- _Exercise prompt_
Identify the lines that contain the word "JSON" and copy each one.

* begin Provided records *

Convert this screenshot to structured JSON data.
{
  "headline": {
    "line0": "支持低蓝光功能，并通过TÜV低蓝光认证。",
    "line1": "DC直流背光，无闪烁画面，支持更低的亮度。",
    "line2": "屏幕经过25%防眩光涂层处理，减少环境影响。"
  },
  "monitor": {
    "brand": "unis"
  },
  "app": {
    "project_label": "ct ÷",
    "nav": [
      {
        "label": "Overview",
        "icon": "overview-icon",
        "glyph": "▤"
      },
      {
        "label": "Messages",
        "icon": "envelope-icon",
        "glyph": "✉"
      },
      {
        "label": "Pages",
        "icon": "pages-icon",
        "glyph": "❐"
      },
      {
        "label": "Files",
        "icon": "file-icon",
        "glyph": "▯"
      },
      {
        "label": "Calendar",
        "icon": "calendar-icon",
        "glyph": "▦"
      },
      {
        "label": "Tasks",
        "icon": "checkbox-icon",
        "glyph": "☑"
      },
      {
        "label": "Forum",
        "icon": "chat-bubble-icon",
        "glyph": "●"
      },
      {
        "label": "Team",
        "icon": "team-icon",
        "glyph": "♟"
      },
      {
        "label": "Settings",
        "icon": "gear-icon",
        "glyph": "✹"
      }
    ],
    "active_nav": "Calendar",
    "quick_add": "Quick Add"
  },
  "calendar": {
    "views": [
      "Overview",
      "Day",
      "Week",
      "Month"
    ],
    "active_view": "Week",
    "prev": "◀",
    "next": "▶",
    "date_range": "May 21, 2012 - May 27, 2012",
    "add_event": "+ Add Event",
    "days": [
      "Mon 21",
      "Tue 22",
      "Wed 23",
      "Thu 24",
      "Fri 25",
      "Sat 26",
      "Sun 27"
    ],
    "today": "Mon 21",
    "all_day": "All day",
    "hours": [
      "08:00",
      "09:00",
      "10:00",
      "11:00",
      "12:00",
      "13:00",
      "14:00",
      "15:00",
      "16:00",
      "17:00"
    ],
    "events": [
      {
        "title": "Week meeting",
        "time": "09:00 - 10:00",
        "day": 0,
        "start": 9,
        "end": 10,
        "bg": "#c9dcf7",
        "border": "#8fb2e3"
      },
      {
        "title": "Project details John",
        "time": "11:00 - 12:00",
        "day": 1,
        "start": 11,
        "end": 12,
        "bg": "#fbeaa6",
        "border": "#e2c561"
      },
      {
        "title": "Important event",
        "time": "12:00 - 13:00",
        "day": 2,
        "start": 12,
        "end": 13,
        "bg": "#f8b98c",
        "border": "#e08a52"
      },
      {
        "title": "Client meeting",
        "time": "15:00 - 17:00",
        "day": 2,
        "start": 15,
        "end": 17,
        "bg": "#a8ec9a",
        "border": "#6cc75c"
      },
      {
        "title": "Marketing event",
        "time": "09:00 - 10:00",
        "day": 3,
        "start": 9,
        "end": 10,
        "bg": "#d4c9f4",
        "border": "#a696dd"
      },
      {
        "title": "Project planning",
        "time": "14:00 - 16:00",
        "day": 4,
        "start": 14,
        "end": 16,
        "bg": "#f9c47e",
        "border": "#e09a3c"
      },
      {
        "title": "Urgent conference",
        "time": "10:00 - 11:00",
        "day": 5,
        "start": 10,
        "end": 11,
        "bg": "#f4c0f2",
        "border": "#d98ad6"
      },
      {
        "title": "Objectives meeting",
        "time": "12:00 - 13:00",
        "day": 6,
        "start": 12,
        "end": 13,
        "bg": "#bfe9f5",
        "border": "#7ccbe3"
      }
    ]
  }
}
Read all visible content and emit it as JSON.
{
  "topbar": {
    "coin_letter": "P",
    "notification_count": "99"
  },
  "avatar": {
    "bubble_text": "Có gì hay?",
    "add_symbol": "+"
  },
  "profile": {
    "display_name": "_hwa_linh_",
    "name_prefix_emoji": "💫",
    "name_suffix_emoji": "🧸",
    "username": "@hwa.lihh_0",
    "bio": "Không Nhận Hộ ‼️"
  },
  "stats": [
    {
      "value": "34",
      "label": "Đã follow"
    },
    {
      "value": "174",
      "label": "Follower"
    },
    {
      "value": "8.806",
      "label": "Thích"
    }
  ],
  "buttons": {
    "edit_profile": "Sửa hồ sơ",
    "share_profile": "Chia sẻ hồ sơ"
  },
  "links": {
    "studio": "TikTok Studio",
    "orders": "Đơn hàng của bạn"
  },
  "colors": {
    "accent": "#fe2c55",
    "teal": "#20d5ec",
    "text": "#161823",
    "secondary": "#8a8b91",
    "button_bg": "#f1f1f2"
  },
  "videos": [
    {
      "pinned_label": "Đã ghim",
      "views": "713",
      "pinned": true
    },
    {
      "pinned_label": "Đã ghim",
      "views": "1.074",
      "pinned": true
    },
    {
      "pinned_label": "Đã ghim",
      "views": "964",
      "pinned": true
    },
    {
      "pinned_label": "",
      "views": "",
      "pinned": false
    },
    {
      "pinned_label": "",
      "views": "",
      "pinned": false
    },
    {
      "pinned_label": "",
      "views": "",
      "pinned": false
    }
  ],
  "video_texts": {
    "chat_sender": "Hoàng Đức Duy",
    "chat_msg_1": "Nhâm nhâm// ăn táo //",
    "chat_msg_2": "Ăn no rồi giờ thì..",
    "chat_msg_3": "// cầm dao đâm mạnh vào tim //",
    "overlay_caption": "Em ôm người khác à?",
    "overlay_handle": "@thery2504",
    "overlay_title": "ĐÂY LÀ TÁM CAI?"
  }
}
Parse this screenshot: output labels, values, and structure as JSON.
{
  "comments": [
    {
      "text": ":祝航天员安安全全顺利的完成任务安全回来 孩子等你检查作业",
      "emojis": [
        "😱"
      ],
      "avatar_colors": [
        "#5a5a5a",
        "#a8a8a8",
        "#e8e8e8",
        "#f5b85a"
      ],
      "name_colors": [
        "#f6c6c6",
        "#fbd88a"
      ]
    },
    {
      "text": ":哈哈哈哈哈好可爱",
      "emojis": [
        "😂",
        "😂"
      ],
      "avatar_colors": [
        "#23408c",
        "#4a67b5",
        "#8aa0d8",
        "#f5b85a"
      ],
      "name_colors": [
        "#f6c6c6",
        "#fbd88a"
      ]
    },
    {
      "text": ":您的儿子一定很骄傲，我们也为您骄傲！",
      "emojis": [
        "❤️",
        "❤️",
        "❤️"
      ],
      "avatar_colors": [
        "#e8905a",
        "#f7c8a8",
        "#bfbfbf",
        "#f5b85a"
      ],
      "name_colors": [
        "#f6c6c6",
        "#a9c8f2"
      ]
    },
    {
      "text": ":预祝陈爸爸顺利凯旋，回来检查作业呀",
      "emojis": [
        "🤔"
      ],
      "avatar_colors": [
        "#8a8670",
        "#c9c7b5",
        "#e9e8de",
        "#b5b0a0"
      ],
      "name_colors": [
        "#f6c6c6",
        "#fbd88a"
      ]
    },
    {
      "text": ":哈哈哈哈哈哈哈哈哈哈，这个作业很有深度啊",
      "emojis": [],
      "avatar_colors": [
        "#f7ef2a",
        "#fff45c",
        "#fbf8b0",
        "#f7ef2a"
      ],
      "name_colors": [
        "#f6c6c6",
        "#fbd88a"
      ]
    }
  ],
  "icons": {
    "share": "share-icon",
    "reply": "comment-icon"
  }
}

* end Provided records *

- _Solution for this exercise_
Convert this screenshot to structured JSON data.
Read all visible content and emit it as JSON.
Parse this screenshot: output labels, values, and structure as JSON.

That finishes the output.